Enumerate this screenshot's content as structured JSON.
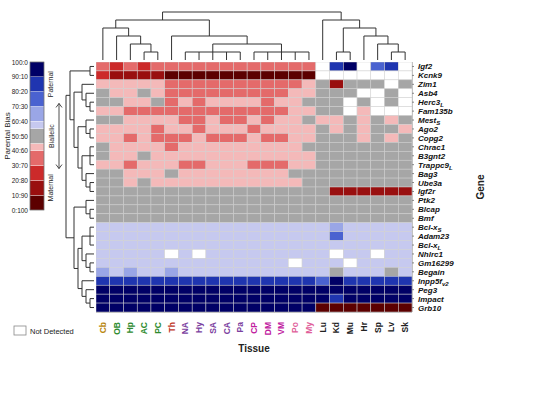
{
  "chart_data": {
    "type": "heatmap",
    "x_label": "Tissue",
    "y_label": "Gene",
    "categories": [
      {
        "name": "Cb",
        "color": "#b8860b"
      },
      {
        "name": "OB",
        "color": "#2e8b2e"
      },
      {
        "name": "Hp",
        "color": "#2e8b2e"
      },
      {
        "name": "AC",
        "color": "#2e8b2e"
      },
      {
        "name": "PC",
        "color": "#2e8b2e"
      },
      {
        "name": "Th",
        "color": "#c0392b"
      },
      {
        "name": "NA",
        "color": "#7b3fa0"
      },
      {
        "name": "Hy",
        "color": "#7b3fa0"
      },
      {
        "name": "SA",
        "color": "#7b3fa0"
      },
      {
        "name": "CA",
        "color": "#7b3fa0"
      },
      {
        "name": "Pa",
        "color": "#7b3fa0"
      },
      {
        "name": "CP",
        "color": "#c020a0"
      },
      {
        "name": "DM",
        "color": "#c020a0"
      },
      {
        "name": "VM",
        "color": "#c020a0"
      },
      {
        "name": "Po",
        "color": "#e0609a"
      },
      {
        "name": "My",
        "color": "#e0609a"
      },
      {
        "name": "Lu",
        "color": "#222222"
      },
      {
        "name": "Kd",
        "color": "#222222"
      },
      {
        "name": "Mu",
        "color": "#222222"
      },
      {
        "name": "Hr",
        "color": "#222222"
      },
      {
        "name": "Sp",
        "color": "#222222"
      },
      {
        "name": "Lv",
        "color": "#222222"
      },
      {
        "name": "Sk",
        "color": "#222222"
      }
    ],
    "rows": [
      {
        "name": "Igf2",
        "values": [
          30,
          25,
          30,
          25,
          30,
          30,
          35,
          30,
          35,
          30,
          30,
          35,
          30,
          35,
          30,
          30,
          null,
          80,
          92,
          null,
          75,
          88,
          null
        ]
      },
      {
        "name": "Kcnk9",
        "values": [
          20,
          15,
          15,
          15,
          10,
          5,
          5,
          5,
          5,
          5,
          5,
          5,
          5,
          5,
          5,
          5,
          null,
          null,
          null,
          null,
          null,
          null,
          null
        ]
      },
      {
        "name": "Zim1",
        "values": [
          40,
          42,
          40,
          40,
          40,
          35,
          30,
          30,
          35,
          30,
          35,
          30,
          30,
          35,
          35,
          40,
          50,
          15,
          50,
          50,
          50,
          null,
          50
        ]
      },
      {
        "name": "Asb4",
        "values": [
          50,
          42,
          42,
          50,
          42,
          35,
          35,
          30,
          35,
          35,
          35,
          35,
          30,
          35,
          42,
          42,
          50,
          50,
          50,
          null,
          null,
          50,
          null
        ]
      },
      {
        "name": "Herc3",
        "sub": "L",
        "values": [
          50,
          50,
          42,
          42,
          50,
          35,
          42,
          35,
          42,
          42,
          42,
          42,
          35,
          42,
          42,
          50,
          50,
          50,
          null,
          50,
          null,
          50,
          null
        ]
      },
      {
        "name": "Fam135b",
        "values": [
          42,
          42,
          35,
          35,
          35,
          35,
          35,
          35,
          35,
          35,
          35,
          35,
          35,
          35,
          42,
          42,
          50,
          50,
          null,
          42,
          null,
          null,
          null
        ]
      },
      {
        "name": "Mest",
        "sub": "S",
        "values": [
          50,
          50,
          42,
          42,
          42,
          42,
          35,
          35,
          42,
          35,
          35,
          42,
          35,
          42,
          42,
          50,
          42,
          42,
          50,
          42,
          50,
          42,
          50
        ]
      },
      {
        "name": "Ago2",
        "values": [
          42,
          42,
          42,
          42,
          35,
          42,
          42,
          35,
          42,
          42,
          42,
          35,
          42,
          42,
          42,
          42,
          50,
          42,
          50,
          42,
          50,
          50,
          42
        ]
      },
      {
        "name": "Copg2",
        "values": [
          42,
          42,
          35,
          42,
          35,
          35,
          35,
          42,
          35,
          35,
          35,
          42,
          35,
          35,
          42,
          42,
          50,
          50,
          50,
          42,
          50,
          42,
          50
        ]
      },
      {
        "name": "Chrac1",
        "values": [
          50,
          42,
          42,
          42,
          42,
          35,
          42,
          42,
          42,
          42,
          42,
          42,
          42,
          42,
          42,
          50,
          50,
          50,
          50,
          50,
          50,
          50,
          50
        ]
      },
      {
        "name": "B3gnt2",
        "values": [
          50,
          42,
          42,
          50,
          42,
          42,
          42,
          42,
          42,
          42,
          42,
          42,
          42,
          42,
          42,
          42,
          50,
          50,
          50,
          50,
          50,
          50,
          50
        ]
      },
      {
        "name": "Trappc9",
        "sub": "L",
        "values": [
          42,
          42,
          35,
          42,
          42,
          42,
          35,
          35,
          42,
          42,
          42,
          35,
          35,
          35,
          42,
          42,
          50,
          50,
          50,
          50,
          50,
          50,
          50
        ]
      },
      {
        "name": "Bag3",
        "values": [
          50,
          50,
          42,
          42,
          42,
          50,
          42,
          42,
          42,
          42,
          42,
          42,
          42,
          42,
          50,
          50,
          50,
          50,
          50,
          50,
          50,
          50,
          50
        ]
      },
      {
        "name": "Ube3a",
        "values": [
          50,
          50,
          42,
          50,
          42,
          42,
          42,
          42,
          42,
          42,
          42,
          42,
          42,
          42,
          42,
          50,
          50,
          50,
          50,
          50,
          50,
          50,
          50
        ]
      },
      {
        "name": "Igf2r",
        "values": [
          50,
          50,
          50,
          50,
          50,
          50,
          50,
          50,
          50,
          50,
          50,
          50,
          50,
          50,
          50,
          50,
          50,
          10,
          10,
          15,
          10,
          10,
          10
        ]
      },
      {
        "name": "Ptk2",
        "values": [
          50,
          50,
          50,
          50,
          50,
          50,
          50,
          50,
          50,
          50,
          50,
          50,
          50,
          50,
          50,
          50,
          50,
          50,
          50,
          50,
          50,
          50,
          50
        ]
      },
      {
        "name": "Blcap",
        "values": [
          50,
          50,
          50,
          50,
          50,
          50,
          50,
          50,
          50,
          50,
          50,
          50,
          50,
          50,
          50,
          50,
          50,
          50,
          50,
          50,
          50,
          50,
          50
        ]
      },
      {
        "name": "Bmf",
        "values": [
          50,
          50,
          50,
          50,
          50,
          50,
          50,
          50,
          50,
          50,
          50,
          50,
          50,
          50,
          50,
          50,
          50,
          50,
          50,
          50,
          50,
          50,
          50
        ]
      },
      {
        "name": "Bcl-x",
        "sub": "S",
        "values": [
          57,
          57,
          57,
          57,
          57,
          57,
          57,
          57,
          57,
          57,
          57,
          57,
          57,
          57,
          57,
          57,
          57,
          65,
          57,
          57,
          57,
          57,
          57
        ]
      },
      {
        "name": "Adam23",
        "values": [
          57,
          57,
          57,
          57,
          57,
          57,
          57,
          57,
          57,
          57,
          57,
          57,
          57,
          57,
          57,
          57,
          57,
          70,
          57,
          57,
          57,
          57,
          57
        ]
      },
      {
        "name": "Bcl-x",
        "sub": "L",
        "values": [
          57,
          57,
          57,
          57,
          57,
          57,
          57,
          57,
          57,
          57,
          57,
          57,
          57,
          57,
          57,
          57,
          57,
          57,
          57,
          57,
          57,
          57,
          57
        ]
      },
      {
        "name": "Nhlrc1",
        "values": [
          57,
          57,
          57,
          57,
          57,
          null,
          57,
          null,
          57,
          57,
          57,
          57,
          57,
          57,
          57,
          57,
          57,
          null,
          57,
          57,
          null,
          57,
          57
        ]
      },
      {
        "name": "Gm16299",
        "values": [
          57,
          57,
          57,
          57,
          57,
          57,
          57,
          57,
          57,
          57,
          57,
          57,
          57,
          57,
          null,
          57,
          57,
          57,
          null,
          57,
          57,
          57,
          57
        ]
      },
      {
        "name": "Begain",
        "values": [
          65,
          57,
          65,
          57,
          57,
          65,
          57,
          57,
          57,
          57,
          57,
          57,
          57,
          57,
          57,
          57,
          57,
          50,
          57,
          57,
          57,
          50,
          57
        ]
      },
      {
        "name": "Inpp5f",
        "sub": "v2",
        "values": [
          80,
          80,
          80,
          80,
          80,
          80,
          80,
          80,
          80,
          80,
          80,
          80,
          80,
          80,
          80,
          80,
          70,
          95,
          80,
          80,
          80,
          80,
          80
        ]
      },
      {
        "name": "Peg3",
        "values": [
          95,
          95,
          95,
          95,
          95,
          95,
          95,
          95,
          95,
          95,
          95,
          95,
          95,
          95,
          95,
          95,
          95,
          90,
          95,
          95,
          95,
          95,
          95
        ]
      },
      {
        "name": "Impact",
        "values": [
          95,
          95,
          95,
          95,
          95,
          95,
          95,
          95,
          95,
          95,
          95,
          95,
          95,
          95,
          95,
          95,
          95,
          85,
          95,
          95,
          95,
          95,
          95
        ]
      },
      {
        "name": "Grb10",
        "values": [
          95,
          95,
          95,
          95,
          95,
          95,
          95,
          95,
          95,
          95,
          95,
          95,
          95,
          95,
          95,
          95,
          5,
          5,
          5,
          5,
          5,
          5,
          5
        ]
      }
    ],
    "colorbar": {
      "title": "Parental Bias",
      "range": [
        0,
        100
      ],
      "ticks": [
        {
          "value": 100,
          "label": "100:0"
        },
        {
          "value": 90,
          "label": "90:10"
        },
        {
          "value": 80,
          "label": "80:20"
        },
        {
          "value": 70,
          "label": "70:30"
        },
        {
          "value": 60,
          "label": "60:40"
        },
        {
          "value": 50,
          "label": "50:50"
        },
        {
          "value": 40,
          "label": "40:60"
        },
        {
          "value": 30,
          "label": "30:70"
        },
        {
          "value": 20,
          "label": "20:80"
        },
        {
          "value": 10,
          "label": "10:90"
        },
        {
          "value": 0,
          "label": "0:100"
        }
      ],
      "bins": [
        {
          "from": 0,
          "to": 10,
          "color": "#5c0000"
        },
        {
          "from": 10,
          "to": 20,
          "color": "#990f0f"
        },
        {
          "from": 20,
          "to": 30,
          "color": "#cc2a2a"
        },
        {
          "from": 30,
          "to": 40,
          "color": "#e46a6a"
        },
        {
          "from": 40,
          "to": 45,
          "color": "#f4b9b9"
        },
        {
          "from": 45,
          "to": 55,
          "color": "#a6a6a6"
        },
        {
          "from": 55,
          "to": 60,
          "color": "#c6c9ef"
        },
        {
          "from": 60,
          "to": 70,
          "color": "#9aa6e6"
        },
        {
          "from": 70,
          "to": 80,
          "color": "#4a62d0"
        },
        {
          "from": 80,
          "to": 90,
          "color": "#1f35b0"
        },
        {
          "from": 90,
          "to": 100,
          "color": "#000066"
        }
      ],
      "top_label": "Paternal",
      "middle_label": "Biallelic",
      "bottom_label": "Maternal",
      "missing_label": "Not Detected"
    }
  }
}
= = = = = = =
== What you have to do ==
Look over the material above and show each line where "from" appears.

== Answer ==
          "from": 0,
          "from": 10,
          "from": 20,
          "from": 30,
          "from": 40,
          "from": 45,
          "from": 55,
          "from": 60,
          "from": 70,
          "from": 80,
          "from": 90,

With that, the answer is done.